▶ [WORK REQUIRED]: Where a line of the material contains the string "West", copy that line.

# EXTRACTED DATA start

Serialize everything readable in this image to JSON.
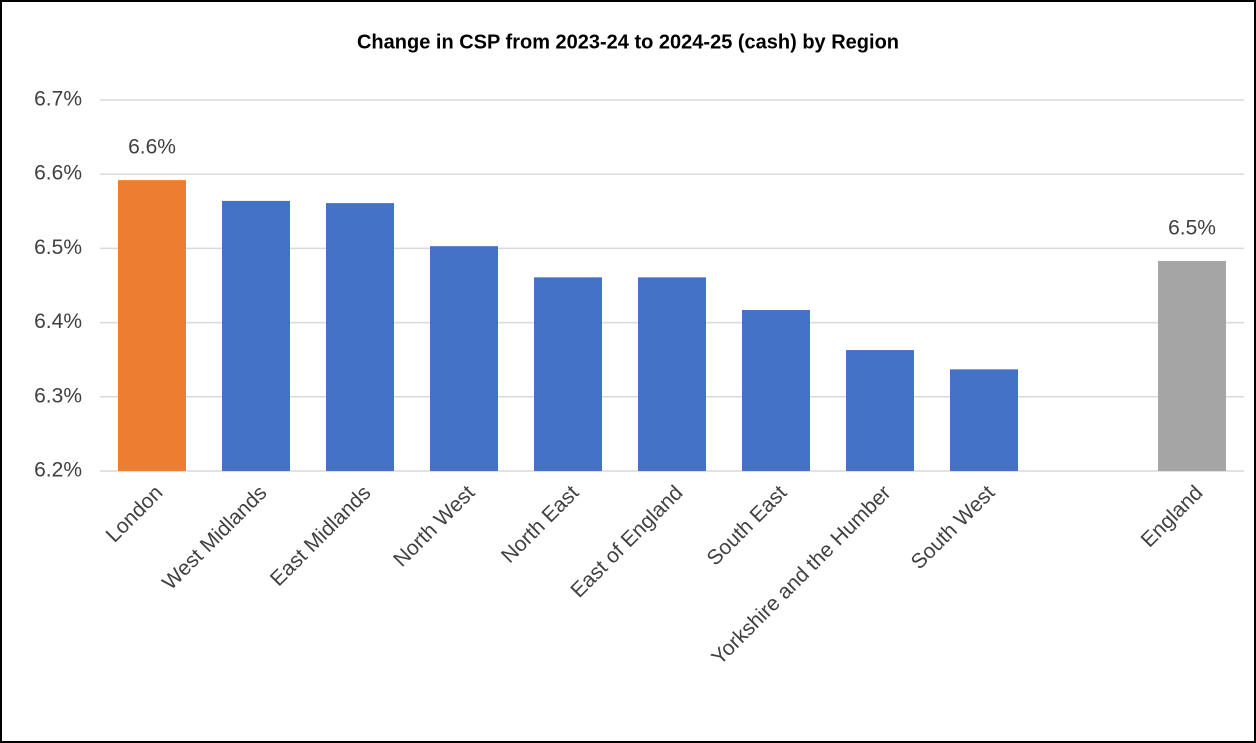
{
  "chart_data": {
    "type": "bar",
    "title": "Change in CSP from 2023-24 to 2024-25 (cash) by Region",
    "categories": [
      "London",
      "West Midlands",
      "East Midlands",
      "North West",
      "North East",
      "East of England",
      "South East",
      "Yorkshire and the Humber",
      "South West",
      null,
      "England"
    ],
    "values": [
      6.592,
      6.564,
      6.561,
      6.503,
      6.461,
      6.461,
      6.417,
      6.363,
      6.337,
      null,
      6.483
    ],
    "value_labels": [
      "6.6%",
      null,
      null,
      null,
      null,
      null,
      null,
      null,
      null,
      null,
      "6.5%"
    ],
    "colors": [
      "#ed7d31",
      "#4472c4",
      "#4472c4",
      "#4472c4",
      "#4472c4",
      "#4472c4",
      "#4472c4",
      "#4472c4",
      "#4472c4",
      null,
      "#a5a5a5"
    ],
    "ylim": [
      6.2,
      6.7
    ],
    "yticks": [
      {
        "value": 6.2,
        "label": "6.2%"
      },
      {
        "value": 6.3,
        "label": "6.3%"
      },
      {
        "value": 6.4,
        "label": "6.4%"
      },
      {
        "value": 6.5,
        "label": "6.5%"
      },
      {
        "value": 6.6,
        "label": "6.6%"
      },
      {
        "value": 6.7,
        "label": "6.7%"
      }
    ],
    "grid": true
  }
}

# EXTRACTED DATA end

▶ [RESULT OF THE TASK]:
      "West Midlands",
      "North West",
      "South West",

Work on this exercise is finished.